* begin Material for this task *
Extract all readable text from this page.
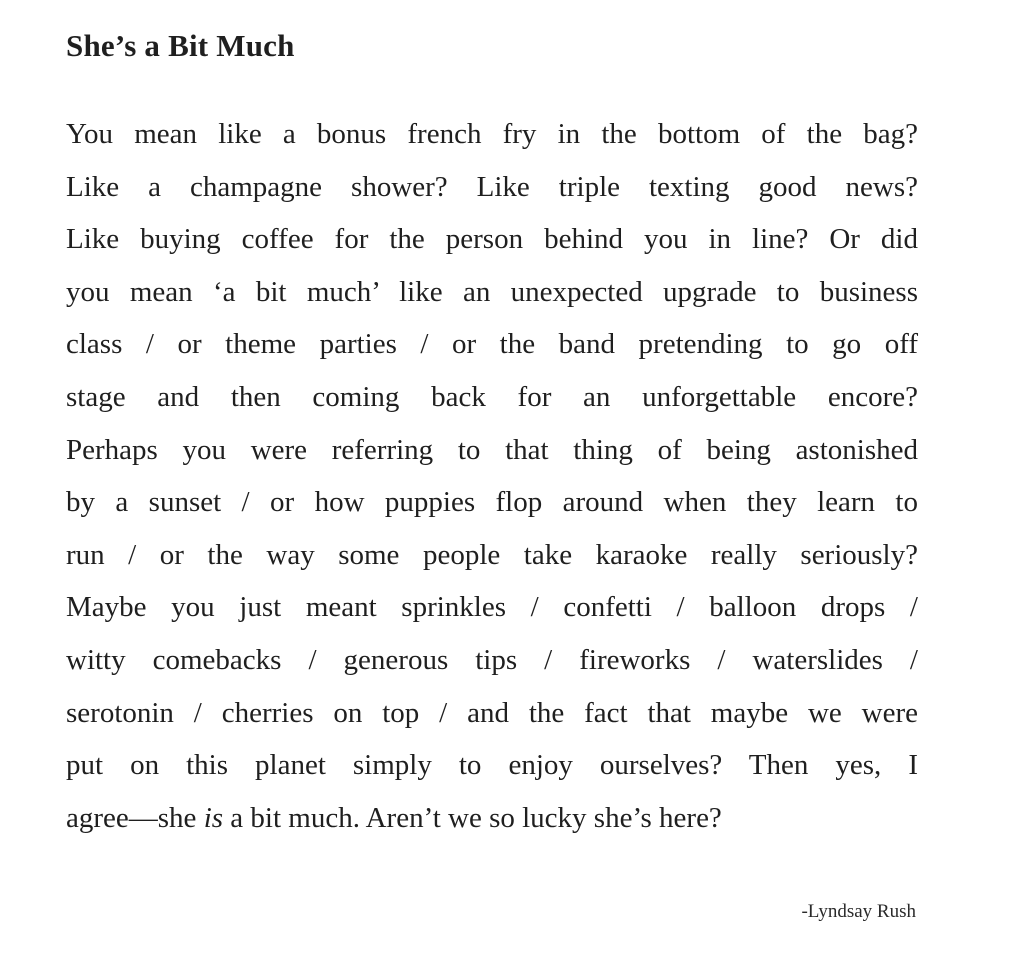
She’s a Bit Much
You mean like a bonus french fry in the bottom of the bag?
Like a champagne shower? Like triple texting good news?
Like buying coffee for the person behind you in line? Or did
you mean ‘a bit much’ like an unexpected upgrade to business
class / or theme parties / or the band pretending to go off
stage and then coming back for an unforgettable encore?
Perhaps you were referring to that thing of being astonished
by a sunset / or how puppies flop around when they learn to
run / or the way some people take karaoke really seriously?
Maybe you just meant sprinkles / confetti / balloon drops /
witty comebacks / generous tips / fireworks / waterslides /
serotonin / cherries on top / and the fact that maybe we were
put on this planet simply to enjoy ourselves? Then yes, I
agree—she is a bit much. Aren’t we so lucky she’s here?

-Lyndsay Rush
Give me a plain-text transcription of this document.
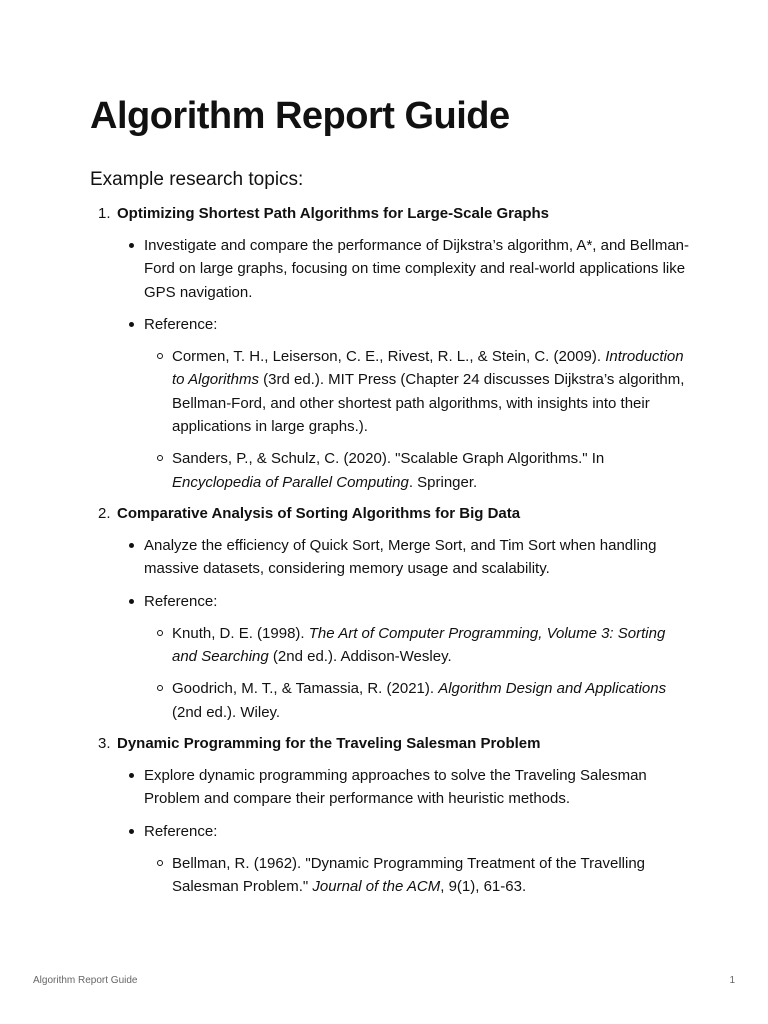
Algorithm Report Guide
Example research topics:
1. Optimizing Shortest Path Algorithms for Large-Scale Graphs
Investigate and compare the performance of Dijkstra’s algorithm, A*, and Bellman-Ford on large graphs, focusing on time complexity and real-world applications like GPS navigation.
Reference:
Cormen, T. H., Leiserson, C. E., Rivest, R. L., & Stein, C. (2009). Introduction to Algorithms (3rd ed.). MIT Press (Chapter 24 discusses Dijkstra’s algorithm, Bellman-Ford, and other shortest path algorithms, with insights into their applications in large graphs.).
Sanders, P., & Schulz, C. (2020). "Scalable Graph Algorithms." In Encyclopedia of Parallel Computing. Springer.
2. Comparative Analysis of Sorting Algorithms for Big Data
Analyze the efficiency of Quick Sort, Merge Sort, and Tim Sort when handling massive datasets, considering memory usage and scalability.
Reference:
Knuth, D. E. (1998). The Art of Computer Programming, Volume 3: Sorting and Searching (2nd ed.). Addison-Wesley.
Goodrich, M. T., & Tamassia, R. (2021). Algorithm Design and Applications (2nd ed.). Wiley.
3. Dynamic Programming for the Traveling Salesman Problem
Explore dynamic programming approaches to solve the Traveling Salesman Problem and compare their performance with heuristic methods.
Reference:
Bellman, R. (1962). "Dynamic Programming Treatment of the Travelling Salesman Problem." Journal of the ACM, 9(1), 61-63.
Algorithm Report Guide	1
* end Material for this task *
§ **Directions for this task**: Please set down each line of the data above exactly as written, without the pictures.

§ **Reply**:
Extract all readable text from this page.
She’s a Bit Much
You mean like a bonus french fry in the bottom of the bag?
Like a champagne shower? Like triple texting good news?
Like buying coffee for the person behind you in line? Or did
you mean ‘a bit much’ like an unexpected upgrade to business
class / or theme parties / or the band pretending to go off
stage and then coming back for an unforgettable encore?
Perhaps you were referring to that thing of being astonished
by a sunset / or how puppies flop around when they learn to
run / or the way some people take karaoke really seriously?
Maybe you just meant sprinkles / confetti / balloon drops /
witty comebacks / generous tips / fireworks / waterslides /
serotonin / cherries on top / and the fact that maybe we were
put on this planet simply to enjoy ourselves? Then yes, I
agree—she is a bit much. Aren’t we so lucky she’s here?

-Lyndsay Rush
Give me a plain-text transcription of this document.
Algorithm Report Guide
Example research topics:
1. Optimizing Shortest Path Algorithms for Large-Scale Graphs
Investigate and compare the performance of Dijkstra’s algorithm, A*, and Bellman-Ford on large graphs, focusing on time complexity and real-world applications like GPS navigation.
Reference:
Cormen, T. H., Leiserson, C. E., Rivest, R. L., & Stein, C. (2009). Introduction to Algorithms (3rd ed.). MIT Press (Chapter 24 discusses Dijkstra’s algorithm, Bellman-Ford, and other shortest path algorithms, with insights into their applications in large graphs.).
Sanders, P., & Schulz, C. (2020). "Scalable Graph Algorithms." In Encyclopedia of Parallel Computing. Springer.
2. Comparative Analysis of Sorting Algorithms for Big Data
Analyze the efficiency of Quick Sort, Merge Sort, and Tim Sort when handling massive datasets, considering memory usage and scalability.
Reference:
Knuth, D. E. (1998). The Art of Computer Programming, Volume 3: Sorting and Searching (2nd ed.). Addison-Wesley.
Goodrich, M. T., & Tamassia, R. (2021). Algorithm Design and Applications (2nd ed.). Wiley.
3. Dynamic Programming for the Traveling Salesman Problem
Explore dynamic programming approaches to solve the Traveling Salesman Problem and compare their performance with heuristic methods.
Reference:
Bellman, R. (1962). "Dynamic Programming Treatment of the Travelling Salesman Problem." Journal of the ACM, 9(1), 61-63.
Algorithm Report Guide	1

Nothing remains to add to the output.